Reproduce the material in full, unchanged.

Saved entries
§ §

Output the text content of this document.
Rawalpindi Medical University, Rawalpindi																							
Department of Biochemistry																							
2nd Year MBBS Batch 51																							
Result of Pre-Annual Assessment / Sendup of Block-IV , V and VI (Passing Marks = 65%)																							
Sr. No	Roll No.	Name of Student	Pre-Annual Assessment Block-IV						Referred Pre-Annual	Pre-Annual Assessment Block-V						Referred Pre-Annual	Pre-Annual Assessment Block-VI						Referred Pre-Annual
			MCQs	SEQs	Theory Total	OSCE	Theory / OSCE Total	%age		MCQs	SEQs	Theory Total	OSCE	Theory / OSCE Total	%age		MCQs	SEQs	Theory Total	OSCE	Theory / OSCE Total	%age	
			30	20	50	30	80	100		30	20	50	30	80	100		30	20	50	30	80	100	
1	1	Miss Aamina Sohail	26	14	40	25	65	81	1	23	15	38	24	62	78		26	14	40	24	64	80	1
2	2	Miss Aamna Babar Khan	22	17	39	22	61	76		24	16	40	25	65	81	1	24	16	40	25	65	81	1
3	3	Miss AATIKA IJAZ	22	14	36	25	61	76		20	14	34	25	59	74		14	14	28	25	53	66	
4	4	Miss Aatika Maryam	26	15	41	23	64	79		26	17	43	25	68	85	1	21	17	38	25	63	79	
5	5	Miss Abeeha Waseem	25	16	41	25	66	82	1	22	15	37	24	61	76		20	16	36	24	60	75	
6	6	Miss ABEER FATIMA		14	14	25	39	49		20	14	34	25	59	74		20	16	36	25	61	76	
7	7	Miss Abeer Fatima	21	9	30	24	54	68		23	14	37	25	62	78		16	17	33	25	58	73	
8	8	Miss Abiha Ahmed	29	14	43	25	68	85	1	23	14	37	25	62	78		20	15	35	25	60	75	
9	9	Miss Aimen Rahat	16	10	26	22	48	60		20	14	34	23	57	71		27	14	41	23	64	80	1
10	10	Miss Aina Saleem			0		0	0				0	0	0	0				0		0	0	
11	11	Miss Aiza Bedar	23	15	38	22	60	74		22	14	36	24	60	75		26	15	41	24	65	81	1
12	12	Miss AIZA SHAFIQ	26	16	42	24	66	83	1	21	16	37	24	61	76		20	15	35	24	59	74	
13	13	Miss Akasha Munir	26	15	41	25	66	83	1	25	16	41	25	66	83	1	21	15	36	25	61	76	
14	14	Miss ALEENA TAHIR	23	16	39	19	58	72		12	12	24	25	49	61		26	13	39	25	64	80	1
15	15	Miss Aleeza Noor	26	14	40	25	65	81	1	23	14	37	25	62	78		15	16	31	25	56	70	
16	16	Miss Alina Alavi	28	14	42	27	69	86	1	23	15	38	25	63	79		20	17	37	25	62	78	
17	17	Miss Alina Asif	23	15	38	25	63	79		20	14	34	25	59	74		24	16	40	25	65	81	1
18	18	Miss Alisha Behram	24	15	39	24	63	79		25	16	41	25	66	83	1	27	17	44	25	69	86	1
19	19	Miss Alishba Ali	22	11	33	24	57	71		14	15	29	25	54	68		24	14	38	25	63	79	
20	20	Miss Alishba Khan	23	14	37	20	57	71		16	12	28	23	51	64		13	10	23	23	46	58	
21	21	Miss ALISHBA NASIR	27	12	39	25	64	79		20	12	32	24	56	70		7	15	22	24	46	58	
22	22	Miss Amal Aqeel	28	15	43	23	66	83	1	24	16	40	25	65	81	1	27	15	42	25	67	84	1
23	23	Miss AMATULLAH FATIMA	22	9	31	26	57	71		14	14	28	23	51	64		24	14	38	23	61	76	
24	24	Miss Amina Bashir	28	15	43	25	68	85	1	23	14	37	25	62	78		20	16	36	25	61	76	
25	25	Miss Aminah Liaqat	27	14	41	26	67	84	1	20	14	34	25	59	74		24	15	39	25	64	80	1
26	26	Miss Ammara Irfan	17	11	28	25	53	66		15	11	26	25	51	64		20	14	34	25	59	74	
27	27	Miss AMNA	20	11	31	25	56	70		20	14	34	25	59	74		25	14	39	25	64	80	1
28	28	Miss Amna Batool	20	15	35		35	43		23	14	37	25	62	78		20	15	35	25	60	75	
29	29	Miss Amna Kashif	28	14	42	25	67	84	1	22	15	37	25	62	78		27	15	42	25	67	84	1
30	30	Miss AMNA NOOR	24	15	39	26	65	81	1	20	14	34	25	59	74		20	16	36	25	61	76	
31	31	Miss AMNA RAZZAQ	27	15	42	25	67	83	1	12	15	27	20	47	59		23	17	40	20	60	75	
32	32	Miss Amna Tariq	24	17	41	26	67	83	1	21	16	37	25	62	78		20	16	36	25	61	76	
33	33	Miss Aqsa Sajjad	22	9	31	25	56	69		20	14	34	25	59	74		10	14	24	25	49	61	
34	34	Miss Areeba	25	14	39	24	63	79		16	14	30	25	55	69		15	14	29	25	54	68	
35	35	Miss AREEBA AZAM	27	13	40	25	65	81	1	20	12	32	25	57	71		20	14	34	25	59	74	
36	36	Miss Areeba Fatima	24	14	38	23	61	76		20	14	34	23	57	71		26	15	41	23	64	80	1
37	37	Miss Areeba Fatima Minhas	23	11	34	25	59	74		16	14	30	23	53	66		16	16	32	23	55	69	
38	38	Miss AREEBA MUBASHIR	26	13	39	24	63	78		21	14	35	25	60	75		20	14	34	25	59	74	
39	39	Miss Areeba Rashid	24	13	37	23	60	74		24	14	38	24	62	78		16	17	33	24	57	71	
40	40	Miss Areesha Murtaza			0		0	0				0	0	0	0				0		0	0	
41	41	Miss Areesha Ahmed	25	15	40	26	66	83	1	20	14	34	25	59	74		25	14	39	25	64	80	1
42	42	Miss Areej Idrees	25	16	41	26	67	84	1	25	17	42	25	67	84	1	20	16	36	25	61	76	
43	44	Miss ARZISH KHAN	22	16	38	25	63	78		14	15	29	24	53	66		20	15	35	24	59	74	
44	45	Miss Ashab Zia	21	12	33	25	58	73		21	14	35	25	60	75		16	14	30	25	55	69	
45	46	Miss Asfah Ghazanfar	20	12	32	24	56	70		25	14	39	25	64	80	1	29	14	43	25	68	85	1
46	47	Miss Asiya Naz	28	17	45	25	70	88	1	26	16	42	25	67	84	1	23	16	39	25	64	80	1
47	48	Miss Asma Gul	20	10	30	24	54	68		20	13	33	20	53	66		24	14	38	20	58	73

§ §

• _Exercise answer_:
Output the text content of this document.
Rawalpindi Medical University, Rawalpindi																							
Department of Biochemistry																							
2nd Year MBBS Batch 51																							
Result of Pre-Annual Assessment / Sendup of Block-IV , V and VI (Passing Marks = 65%)																							
Sr. No	Roll No.	Name of Student	Pre-Annual Assessment Block-IV						Referred Pre-Annual	Pre-Annual Assessment Block-V						Referred Pre-Annual	Pre-Annual Assessment Block-VI						Referred Pre-Annual
			MCQs	SEQs	Theory Total	OSCE	Theory / OSCE Total	%age		MCQs	SEQs	Theory Total	OSCE	Theory / OSCE Total	%age		MCQs	SEQs	Theory Total	OSCE	Theory / OSCE Total	%age	
			30	20	50	30	80	100		30	20	50	30	80	100		30	20	50	30	80	100	
1	1	Miss Aamina Sohail	26	14	40	25	65	81	1	23	15	38	24	62	78		26	14	40	24	64	80	1
2	2	Miss Aamna Babar Khan	22	17	39	22	61	76		24	16	40	25	65	81	1	24	16	40	25	65	81	1
3	3	Miss AATIKA IJAZ	22	14	36	25	61	76		20	14	34	25	59	74		14	14	28	25	53	66	
4	4	Miss Aatika Maryam	26	15	41	23	64	79		26	17	43	25	68	85	1	21	17	38	25	63	79	
5	5	Miss Abeeha Waseem	25	16	41	25	66	82	1	22	15	37	24	61	76		20	16	36	24	60	75	
6	6	Miss ABEER FATIMA		14	14	25	39	49		20	14	34	25	59	74		20	16	36	25	61	76	
7	7	Miss Abeer Fatima	21	9	30	24	54	68		23	14	37	25	62	78		16	17	33	25	58	73	
8	8	Miss Abiha Ahmed	29	14	43	25	68	85	1	23	14	37	25	62	78		20	15	35	25	60	75	
9	9	Miss Aimen Rahat	16	10	26	22	48	60		20	14	34	23	57	71		27	14	41	23	64	80	1
10	10	Miss Aina Saleem			0		0	0				0	0	0	0				0		0	0	
11	11	Miss Aiza Bedar	23	15	38	22	60	74		22	14	36	24	60	75		26	15	41	24	65	81	1
12	12	Miss AIZA SHAFIQ	26	16	42	24	66	83	1	21	16	37	24	61	76		20	15	35	24	59	74	
13	13	Miss Akasha Munir	26	15	41	25	66	83	1	25	16	41	25	66	83	1	21	15	36	25	61	76	
14	14	Miss ALEENA TAHIR	23	16	39	19	58	72		12	12	24	25	49	61		26	13	39	25	64	80	1
15	15	Miss Aleeza Noor	26	14	40	25	65	81	1	23	14	37	25	62	78		15	16	31	25	56	70	
16	16	Miss Alina Alavi	28	14	42	27	69	86	1	23	15	38	25	63	79		20	17	37	25	62	78	
17	17	Miss Alina Asif	23	15	38	25	63	79		20	14	34	25	59	74		24	16	40	25	65	81	1
18	18	Miss Alisha Behram	24	15	39	24	63	79		25	16	41	25	66	83	1	27	17	44	25	69	86	1
19	19	Miss Alishba Ali	22	11	33	24	57	71		14	15	29	25	54	68		24	14	38	25	63	79	
20	20	Miss Alishba Khan	23	14	37	20	57	71		16	12	28	23	51	64		13	10	23	23	46	58	
21	21	Miss ALISHBA NASIR	27	12	39	25	64	79		20	12	32	24	56	70		7	15	22	24	46	58	
22	22	Miss Amal Aqeel	28	15	43	23	66	83	1	24	16	40	25	65	81	1	27	15	42	25	67	84	1
23	23	Miss AMATULLAH FATIMA	22	9	31	26	57	71		14	14	28	23	51	64		24	14	38	23	61	76	
24	24	Miss Amina Bashir	28	15	43	25	68	85	1	23	14	37	25	62	78		20	16	36	25	61	76	
25	25	Miss Aminah Liaqat	27	14	41	26	67	84	1	20	14	34	25	59	74		24	15	39	25	64	80	1
26	26	Miss Ammara Irfan	17	11	28	25	53	66		15	11	26	25	51	64		20	14	34	25	59	74	
27	27	Miss AMNA	20	11	31	25	56	70		20	14	34	25	59	74		25	14	39	25	64	80	1
28	28	Miss Amna Batool	20	15	35		35	43		23	14	37	25	62	78		20	15	35	25	60	75	
29	29	Miss Amna Kashif	28	14	42	25	67	84	1	22	15	37	25	62	78		27	15	42	25	67	84	1
30	30	Miss AMNA NOOR	24	15	39	26	65	81	1	20	14	34	25	59	74		20	16	36	25	61	76	
31	31	Miss AMNA RAZZAQ	27	15	42	25	67	83	1	12	15	27	20	47	59		23	17	40	20	60	75	
32	32	Miss Amna Tariq	24	17	41	26	67	83	1	21	16	37	25	62	78		20	16	36	25	61	76	
33	33	Miss Aqsa Sajjad	22	9	31	25	56	69		20	14	34	25	59	74		10	14	24	25	49	61	
34	34	Miss Areeba	25	14	39	24	63	79		16	14	30	25	55	69		15	14	29	25	54	68	
35	35	Miss AREEBA AZAM	27	13	40	25	65	81	1	20	12	32	25	57	71		20	14	34	25	59	74	
36	36	Miss Areeba Fatima	24	14	38	23	61	76		20	14	34	23	57	71		26	15	41	23	64	80	1
37	37	Miss Areeba Fatima Minhas	23	11	34	25	59	74		16	14	30	23	53	66		16	16	32	23	55	69	
38	38	Miss AREEBA MUBASHIR	26	13	39	24	63	78		21	14	35	25	60	75		20	14	34	25	59	74	
39	39	Miss Areeba Rashid	24	13	37	23	60	74		24	14	38	24	62	78		16	17	33	24	57	71	
40	40	Miss Areesha Murtaza			0		0	0				0	0	0	0				0		0	0	
41	41	Miss Areesha Ahmed	25	15	40	26	66	83	1	20	14	34	25	59	74		25	14	39	25	64	80	1
42	42	Miss Areej Idrees	25	16	41	26	67	84	1	25	17	42	25	67	84	1	20	16	36	25	61	76	
43	44	Miss ARZISH KHAN	22	16	38	25	63	78		14	15	29	24	53	66		20	15	35	24	59	74	
44	45	Miss Ashab Zia	21	12	33	25	58	73		21	14	35	25	60	75		16	14	30	25	55	69	
45	46	Miss Asfah Ghazanfar	20	12	32	24	56	70		25	14	39	25	64	80	1	29	14	43	25	68	85	1
46	47	Miss Asiya Naz	28	17	45	25	70	88	1	26	16	42	25	67	84	1	23	16	39	25	64	80	1
47	48	Miss Asma Gul	20	10	30	24	54	68		20	13	33	20	53	66		24	14	38	20	58	73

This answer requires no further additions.